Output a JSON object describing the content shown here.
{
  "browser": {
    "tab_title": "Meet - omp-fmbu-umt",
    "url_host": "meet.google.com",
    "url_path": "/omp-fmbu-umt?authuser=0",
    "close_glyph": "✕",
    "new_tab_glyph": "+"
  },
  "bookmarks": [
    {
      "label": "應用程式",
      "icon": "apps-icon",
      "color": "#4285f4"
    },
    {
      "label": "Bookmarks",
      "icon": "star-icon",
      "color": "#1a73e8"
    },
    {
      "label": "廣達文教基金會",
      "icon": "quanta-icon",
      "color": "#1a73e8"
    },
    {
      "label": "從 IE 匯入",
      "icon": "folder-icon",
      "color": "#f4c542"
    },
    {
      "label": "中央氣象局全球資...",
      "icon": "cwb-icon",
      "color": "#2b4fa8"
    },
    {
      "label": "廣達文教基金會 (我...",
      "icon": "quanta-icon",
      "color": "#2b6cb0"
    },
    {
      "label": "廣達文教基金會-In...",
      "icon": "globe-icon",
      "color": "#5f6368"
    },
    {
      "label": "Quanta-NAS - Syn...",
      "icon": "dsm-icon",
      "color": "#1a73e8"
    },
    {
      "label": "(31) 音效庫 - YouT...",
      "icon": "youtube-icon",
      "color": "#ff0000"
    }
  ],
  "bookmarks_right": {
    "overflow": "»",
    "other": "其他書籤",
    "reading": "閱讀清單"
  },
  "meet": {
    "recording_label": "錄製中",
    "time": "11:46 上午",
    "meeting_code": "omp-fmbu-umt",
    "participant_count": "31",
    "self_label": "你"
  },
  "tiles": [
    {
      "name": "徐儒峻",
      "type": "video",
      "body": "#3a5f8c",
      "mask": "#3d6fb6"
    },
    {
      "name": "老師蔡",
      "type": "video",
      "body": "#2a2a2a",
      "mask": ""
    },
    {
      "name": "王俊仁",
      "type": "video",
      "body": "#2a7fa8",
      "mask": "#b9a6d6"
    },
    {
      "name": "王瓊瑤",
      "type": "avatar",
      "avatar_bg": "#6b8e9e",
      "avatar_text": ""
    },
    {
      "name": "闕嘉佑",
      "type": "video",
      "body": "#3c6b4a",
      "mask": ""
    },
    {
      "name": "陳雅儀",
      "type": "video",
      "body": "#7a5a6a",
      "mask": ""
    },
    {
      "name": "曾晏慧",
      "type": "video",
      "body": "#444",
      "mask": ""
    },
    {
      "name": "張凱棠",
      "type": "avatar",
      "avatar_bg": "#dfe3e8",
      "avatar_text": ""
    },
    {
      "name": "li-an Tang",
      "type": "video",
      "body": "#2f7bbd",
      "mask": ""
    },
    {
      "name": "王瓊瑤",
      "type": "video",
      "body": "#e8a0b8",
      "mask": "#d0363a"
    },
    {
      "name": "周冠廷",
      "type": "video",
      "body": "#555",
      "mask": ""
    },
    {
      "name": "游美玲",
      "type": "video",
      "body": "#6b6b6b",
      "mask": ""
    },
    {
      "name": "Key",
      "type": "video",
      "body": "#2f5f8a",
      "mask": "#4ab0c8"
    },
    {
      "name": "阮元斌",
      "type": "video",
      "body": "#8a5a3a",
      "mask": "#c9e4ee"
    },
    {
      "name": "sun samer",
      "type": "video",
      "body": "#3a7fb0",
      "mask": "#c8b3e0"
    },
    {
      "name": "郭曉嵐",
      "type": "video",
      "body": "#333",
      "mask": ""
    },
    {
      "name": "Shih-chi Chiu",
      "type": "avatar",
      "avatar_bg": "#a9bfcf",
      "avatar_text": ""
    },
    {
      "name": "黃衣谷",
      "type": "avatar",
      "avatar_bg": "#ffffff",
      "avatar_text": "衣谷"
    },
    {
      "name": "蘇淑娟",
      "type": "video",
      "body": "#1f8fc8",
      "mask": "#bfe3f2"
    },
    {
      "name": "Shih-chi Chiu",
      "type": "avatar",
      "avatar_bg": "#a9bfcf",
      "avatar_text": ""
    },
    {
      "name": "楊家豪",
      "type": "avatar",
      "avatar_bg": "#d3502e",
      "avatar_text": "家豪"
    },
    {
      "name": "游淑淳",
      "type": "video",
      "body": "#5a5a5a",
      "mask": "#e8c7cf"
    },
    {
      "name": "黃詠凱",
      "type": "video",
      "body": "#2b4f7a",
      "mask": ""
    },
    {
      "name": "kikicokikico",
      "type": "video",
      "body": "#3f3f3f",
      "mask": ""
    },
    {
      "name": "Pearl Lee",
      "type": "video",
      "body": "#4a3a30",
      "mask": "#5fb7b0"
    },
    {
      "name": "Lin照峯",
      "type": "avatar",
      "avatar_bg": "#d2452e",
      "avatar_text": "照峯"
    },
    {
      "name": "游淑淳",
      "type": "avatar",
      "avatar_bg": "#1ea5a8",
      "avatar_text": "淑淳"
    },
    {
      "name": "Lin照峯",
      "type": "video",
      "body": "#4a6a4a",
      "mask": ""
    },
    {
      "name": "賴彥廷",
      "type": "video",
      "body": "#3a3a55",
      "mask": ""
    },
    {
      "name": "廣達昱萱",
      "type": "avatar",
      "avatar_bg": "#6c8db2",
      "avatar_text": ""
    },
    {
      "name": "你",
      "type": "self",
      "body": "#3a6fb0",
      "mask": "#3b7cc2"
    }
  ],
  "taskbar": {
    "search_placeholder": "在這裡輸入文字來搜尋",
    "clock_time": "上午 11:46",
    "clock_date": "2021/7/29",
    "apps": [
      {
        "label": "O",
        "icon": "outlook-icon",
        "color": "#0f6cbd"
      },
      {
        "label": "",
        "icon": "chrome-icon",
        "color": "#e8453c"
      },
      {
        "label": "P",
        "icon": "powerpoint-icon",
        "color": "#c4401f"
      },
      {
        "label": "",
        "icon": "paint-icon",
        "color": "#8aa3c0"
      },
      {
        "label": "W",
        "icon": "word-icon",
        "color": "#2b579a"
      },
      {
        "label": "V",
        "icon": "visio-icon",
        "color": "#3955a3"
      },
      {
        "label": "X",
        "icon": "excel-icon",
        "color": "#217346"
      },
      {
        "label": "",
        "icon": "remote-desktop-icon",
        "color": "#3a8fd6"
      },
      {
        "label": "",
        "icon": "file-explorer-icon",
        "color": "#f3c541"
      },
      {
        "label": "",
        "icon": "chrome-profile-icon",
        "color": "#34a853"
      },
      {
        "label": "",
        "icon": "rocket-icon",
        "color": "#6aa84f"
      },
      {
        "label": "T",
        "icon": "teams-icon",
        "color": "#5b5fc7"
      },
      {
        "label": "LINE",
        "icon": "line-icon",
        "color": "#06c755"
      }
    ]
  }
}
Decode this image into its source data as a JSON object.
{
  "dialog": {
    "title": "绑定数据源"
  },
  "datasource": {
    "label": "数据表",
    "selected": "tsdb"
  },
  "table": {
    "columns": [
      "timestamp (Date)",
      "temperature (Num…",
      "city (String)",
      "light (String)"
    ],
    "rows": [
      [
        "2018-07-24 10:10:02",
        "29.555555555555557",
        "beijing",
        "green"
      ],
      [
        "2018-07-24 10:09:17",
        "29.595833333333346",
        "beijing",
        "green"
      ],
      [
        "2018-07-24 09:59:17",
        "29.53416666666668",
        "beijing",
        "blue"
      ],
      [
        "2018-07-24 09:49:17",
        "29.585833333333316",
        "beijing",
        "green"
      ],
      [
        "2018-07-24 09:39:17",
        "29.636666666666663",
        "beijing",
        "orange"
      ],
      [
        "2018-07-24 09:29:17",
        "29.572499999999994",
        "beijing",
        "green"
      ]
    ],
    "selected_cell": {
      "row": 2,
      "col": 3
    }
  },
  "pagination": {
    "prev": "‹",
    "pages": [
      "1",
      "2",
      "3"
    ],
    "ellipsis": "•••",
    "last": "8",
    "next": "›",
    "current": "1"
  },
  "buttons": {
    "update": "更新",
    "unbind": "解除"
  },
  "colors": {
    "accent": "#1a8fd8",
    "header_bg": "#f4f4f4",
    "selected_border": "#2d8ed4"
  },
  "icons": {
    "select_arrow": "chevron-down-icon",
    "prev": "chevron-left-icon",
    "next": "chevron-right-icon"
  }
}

┄┄┄┄┄┄┄┄┄┄┄┄┄┄┄┄┄┄┄┄

● Task objective
In the entries above, find each line with the string "chrome" and copy it.

● Written solution
        "icon": "chrome-icon",
        "icon": "chrome-profile-icon",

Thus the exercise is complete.